● BRIEF
Locate each line of the material that contains "JSON", then return it.

Collection entries:
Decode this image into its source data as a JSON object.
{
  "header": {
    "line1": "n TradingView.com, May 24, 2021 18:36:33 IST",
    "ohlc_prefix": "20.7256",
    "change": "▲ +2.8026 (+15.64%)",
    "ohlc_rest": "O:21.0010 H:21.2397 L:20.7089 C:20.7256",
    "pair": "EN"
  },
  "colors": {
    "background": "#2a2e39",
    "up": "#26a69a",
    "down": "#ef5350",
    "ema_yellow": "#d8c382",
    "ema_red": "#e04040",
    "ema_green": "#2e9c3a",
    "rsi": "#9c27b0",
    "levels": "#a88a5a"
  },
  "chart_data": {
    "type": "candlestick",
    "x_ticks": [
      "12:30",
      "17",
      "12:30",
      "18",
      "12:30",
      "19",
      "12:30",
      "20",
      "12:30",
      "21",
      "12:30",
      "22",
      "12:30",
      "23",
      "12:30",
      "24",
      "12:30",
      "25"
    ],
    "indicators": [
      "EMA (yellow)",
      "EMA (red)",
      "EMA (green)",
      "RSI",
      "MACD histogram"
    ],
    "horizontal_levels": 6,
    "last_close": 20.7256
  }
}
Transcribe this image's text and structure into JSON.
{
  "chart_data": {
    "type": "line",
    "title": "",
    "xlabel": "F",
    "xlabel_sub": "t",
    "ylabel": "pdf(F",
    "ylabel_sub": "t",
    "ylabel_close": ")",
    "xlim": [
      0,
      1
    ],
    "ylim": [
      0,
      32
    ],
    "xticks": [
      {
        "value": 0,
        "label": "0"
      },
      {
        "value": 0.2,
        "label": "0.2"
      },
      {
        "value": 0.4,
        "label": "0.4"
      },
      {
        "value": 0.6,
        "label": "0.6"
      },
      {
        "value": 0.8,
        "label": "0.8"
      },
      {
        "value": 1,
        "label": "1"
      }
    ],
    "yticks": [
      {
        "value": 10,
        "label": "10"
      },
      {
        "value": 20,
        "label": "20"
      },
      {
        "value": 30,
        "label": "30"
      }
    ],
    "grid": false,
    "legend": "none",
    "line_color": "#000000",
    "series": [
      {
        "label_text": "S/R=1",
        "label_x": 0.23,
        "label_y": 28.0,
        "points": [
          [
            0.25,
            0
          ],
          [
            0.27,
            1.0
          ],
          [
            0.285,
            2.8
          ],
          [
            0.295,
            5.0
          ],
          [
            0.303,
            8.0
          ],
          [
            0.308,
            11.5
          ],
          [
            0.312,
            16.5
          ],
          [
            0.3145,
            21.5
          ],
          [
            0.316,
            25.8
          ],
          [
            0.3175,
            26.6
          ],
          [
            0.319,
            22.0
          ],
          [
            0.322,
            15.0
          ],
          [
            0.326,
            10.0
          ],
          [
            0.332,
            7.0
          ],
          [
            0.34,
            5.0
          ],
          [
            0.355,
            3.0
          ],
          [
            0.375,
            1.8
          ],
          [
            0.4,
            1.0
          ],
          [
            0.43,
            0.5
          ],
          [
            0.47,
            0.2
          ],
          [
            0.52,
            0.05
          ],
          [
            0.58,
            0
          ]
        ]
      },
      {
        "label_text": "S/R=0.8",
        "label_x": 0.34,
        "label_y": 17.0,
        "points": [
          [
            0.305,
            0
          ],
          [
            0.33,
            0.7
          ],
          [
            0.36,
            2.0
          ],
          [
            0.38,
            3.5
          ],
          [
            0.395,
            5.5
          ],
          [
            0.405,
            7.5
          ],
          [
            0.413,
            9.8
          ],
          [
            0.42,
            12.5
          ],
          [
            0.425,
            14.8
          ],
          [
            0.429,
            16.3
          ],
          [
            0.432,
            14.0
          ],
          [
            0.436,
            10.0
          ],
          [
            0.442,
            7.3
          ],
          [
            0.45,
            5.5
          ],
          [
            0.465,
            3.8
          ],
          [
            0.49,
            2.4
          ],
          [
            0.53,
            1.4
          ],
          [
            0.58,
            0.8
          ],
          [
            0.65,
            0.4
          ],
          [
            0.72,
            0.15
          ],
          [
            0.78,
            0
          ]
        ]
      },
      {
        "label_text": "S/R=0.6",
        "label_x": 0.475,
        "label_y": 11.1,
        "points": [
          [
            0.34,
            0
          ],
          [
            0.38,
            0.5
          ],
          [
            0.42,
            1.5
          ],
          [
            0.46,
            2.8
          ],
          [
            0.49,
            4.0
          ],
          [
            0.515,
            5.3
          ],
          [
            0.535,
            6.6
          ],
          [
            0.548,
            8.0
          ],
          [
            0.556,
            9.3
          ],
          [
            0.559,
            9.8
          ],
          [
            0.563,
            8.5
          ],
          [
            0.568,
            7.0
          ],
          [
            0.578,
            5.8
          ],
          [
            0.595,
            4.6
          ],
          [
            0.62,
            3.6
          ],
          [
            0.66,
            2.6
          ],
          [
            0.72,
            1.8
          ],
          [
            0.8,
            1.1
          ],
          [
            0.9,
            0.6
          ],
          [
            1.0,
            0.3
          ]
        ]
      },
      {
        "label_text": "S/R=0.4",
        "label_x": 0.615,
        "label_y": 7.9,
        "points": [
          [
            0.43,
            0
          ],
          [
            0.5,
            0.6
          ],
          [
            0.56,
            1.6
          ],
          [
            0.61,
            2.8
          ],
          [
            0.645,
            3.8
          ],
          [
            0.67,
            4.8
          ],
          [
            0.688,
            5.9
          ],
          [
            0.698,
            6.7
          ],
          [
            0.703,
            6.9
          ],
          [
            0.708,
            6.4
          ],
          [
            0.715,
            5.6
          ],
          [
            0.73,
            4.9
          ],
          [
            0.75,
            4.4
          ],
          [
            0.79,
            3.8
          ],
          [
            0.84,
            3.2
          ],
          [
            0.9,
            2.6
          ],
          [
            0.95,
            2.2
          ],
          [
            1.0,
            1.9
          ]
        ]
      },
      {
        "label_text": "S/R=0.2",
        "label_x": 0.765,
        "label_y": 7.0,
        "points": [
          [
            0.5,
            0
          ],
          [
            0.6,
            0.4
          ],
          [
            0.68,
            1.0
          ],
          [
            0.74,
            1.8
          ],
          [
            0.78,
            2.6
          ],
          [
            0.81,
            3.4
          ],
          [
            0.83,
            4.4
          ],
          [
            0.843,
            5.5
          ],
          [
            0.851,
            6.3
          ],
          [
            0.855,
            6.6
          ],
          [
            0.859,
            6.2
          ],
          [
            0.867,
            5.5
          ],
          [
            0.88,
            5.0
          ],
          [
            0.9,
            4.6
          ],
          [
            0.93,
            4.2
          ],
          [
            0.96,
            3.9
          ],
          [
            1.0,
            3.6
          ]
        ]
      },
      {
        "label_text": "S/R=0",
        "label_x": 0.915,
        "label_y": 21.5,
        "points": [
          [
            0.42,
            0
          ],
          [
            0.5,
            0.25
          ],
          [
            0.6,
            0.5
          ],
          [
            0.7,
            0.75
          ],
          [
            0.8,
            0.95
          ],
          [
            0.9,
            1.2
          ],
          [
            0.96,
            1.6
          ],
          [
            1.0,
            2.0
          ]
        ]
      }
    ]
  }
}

● EXERCISE ANSWER
Decode this image into its source data as a JSON object.
Transcribe this image's text and structure into JSON.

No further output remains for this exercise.